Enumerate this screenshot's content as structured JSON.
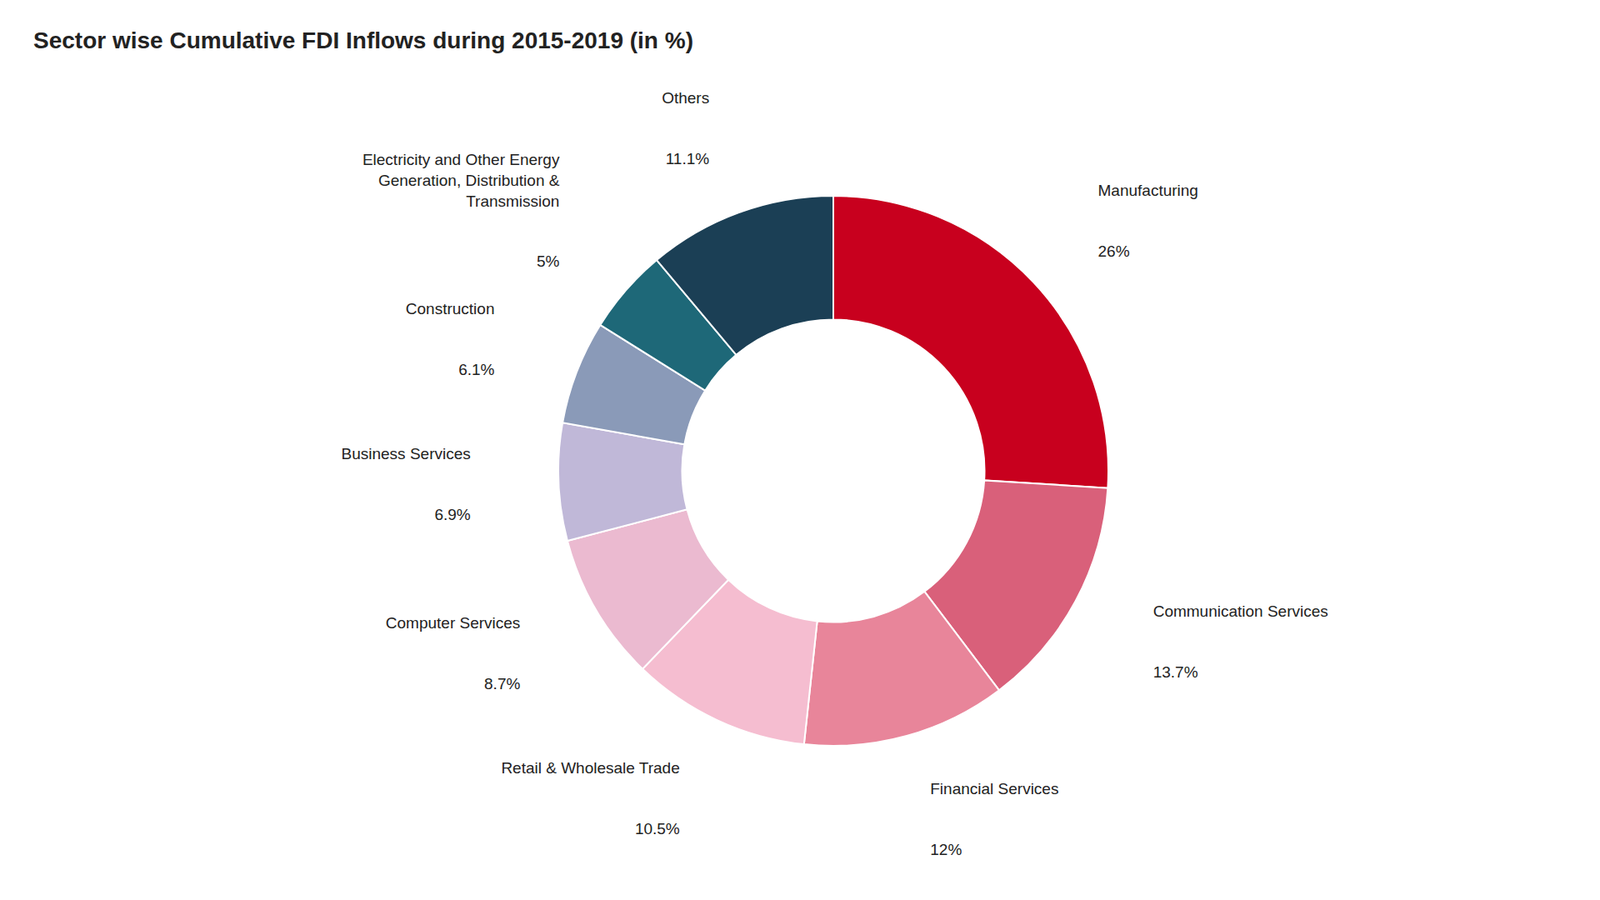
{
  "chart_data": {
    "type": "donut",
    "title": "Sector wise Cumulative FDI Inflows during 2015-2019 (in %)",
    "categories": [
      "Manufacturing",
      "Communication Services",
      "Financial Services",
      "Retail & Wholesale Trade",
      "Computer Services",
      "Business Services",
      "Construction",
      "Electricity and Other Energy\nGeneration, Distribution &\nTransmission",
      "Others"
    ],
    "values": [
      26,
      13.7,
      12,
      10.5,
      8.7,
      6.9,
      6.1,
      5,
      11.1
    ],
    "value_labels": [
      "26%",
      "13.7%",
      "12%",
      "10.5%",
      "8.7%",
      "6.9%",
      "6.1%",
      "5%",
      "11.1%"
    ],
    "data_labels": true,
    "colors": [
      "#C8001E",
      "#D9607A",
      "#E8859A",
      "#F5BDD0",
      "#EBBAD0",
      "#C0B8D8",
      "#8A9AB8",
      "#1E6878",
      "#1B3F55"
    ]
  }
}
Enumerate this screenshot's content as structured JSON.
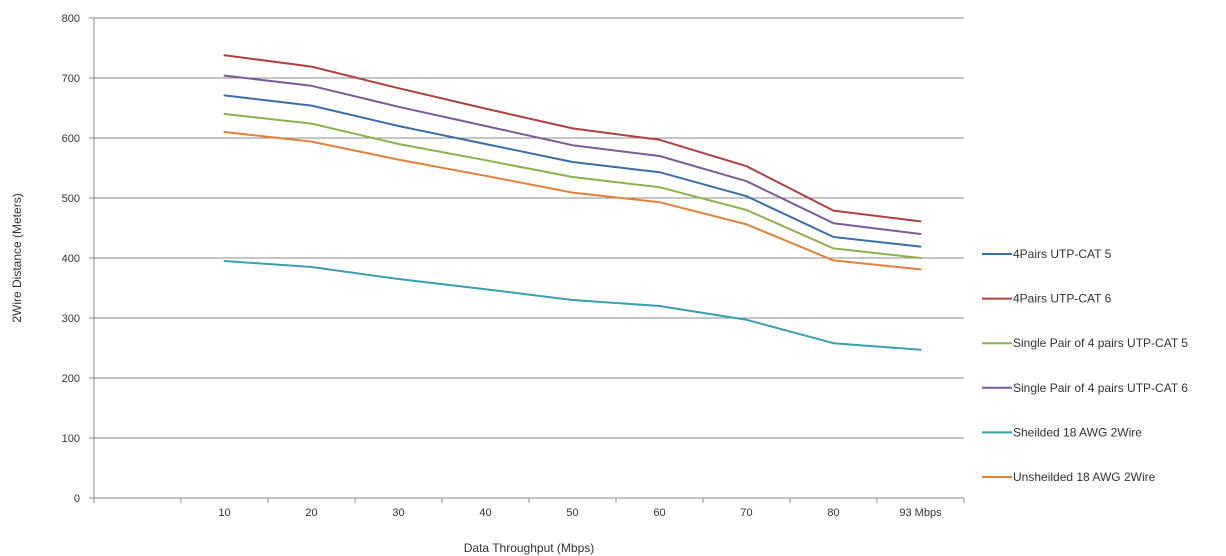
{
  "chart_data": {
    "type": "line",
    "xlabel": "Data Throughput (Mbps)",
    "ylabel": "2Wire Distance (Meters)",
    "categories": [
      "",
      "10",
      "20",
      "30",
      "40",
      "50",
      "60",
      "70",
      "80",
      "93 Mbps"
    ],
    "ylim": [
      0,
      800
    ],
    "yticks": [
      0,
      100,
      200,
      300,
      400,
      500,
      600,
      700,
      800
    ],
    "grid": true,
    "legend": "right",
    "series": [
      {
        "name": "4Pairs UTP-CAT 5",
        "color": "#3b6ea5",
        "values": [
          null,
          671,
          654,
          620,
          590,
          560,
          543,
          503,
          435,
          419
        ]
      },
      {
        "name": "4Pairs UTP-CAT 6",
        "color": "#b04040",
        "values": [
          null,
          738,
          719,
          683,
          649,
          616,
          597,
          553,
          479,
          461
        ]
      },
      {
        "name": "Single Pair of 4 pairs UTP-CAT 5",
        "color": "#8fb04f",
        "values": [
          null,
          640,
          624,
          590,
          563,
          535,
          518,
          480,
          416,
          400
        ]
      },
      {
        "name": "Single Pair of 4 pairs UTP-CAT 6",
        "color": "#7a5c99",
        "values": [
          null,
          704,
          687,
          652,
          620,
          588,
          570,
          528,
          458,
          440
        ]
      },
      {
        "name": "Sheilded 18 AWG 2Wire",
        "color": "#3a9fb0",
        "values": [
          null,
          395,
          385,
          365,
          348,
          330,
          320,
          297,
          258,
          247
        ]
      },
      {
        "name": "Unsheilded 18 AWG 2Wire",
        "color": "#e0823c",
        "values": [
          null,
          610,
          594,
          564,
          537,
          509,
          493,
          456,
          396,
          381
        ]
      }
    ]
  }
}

──────────

> _Aim_
Each record above should come back exactly the same, only without its pictures.

> _The result_
Enumerate this screenshot's content as structured JSON.
{
  "chart_data": {
    "type": "donut",
    "title": "Sector wise Cumulative FDI Inflows during 2015-2019 (in %)",
    "categories": [
      "Manufacturing",
      "Communication Services",
      "Financial Services",
      "Retail & Wholesale Trade",
      "Computer Services",
      "Business Services",
      "Construction",
      "Electricity and Other Energy\nGeneration, Distribution &\nTransmission",
      "Others"
    ],
    "values": [
      26,
      13.7,
      12,
      10.5,
      8.7,
      6.9,
      6.1,
      5,
      11.1
    ],
    "value_labels": [
      "26%",
      "13.7%",
      "12%",
      "10.5%",
      "8.7%",
      "6.9%",
      "6.1%",
      "5%",
      "11.1%"
    ],
    "data_labels": true,
    "colors": [
      "#C8001E",
      "#D9607A",
      "#E8859A",
      "#F5BDD0",
      "#EBBAD0",
      "#C0B8D8",
      "#8A9AB8",
      "#1E6878",
      "#1B3F55"
    ]
  }
}
Enumerate this screenshot's content as structured JSON.
{
  "chart_data": {
    "type": "line",
    "xlabel": "Data Throughput (Mbps)",
    "ylabel": "2Wire Distance (Meters)",
    "categories": [
      "",
      "10",
      "20",
      "30",
      "40",
      "50",
      "60",
      "70",
      "80",
      "93 Mbps"
    ],
    "ylim": [
      0,
      800
    ],
    "yticks": [
      0,
      100,
      200,
      300,
      400,
      500,
      600,
      700,
      800
    ],
    "grid": true,
    "legend": "right",
    "series": [
      {
        "name": "4Pairs UTP-CAT 5",
        "color": "#3b6ea5",
        "values": [
          null,
          671,
          654,
          620,
          590,
          560,
          543,
          503,
          435,
          419
        ]
      },
      {
        "name": "4Pairs UTP-CAT 6",
        "color": "#b04040",
        "values": [
          null,
          738,
          719,
          683,
          649,
          616,
          597,
          553,
          479,
          461
        ]
      },
      {
        "name": "Single Pair of 4 pairs UTP-CAT 5",
        "color": "#8fb04f",
        "values": [
          null,
          640,
          624,
          590,
          563,
          535,
          518,
          480,
          416,
          400
        ]
      },
      {
        "name": "Single Pair of 4 pairs UTP-CAT 6",
        "color": "#7a5c99",
        "values": [
          null,
          704,
          687,
          652,
          620,
          588,
          570,
          528,
          458,
          440
        ]
      },
      {
        "name": "Sheilded 18 AWG 2Wire",
        "color": "#3a9fb0",
        "values": [
          null,
          395,
          385,
          365,
          348,
          330,
          320,
          297,
          258,
          247
        ]
      },
      {
        "name": "Unsheilded 18 AWG 2Wire",
        "color": "#e0823c",
        "values": [
          null,
          610,
          594,
          564,
          537,
          509,
          493,
          456,
          396,
          381
        ]
      }
    ]
  }
}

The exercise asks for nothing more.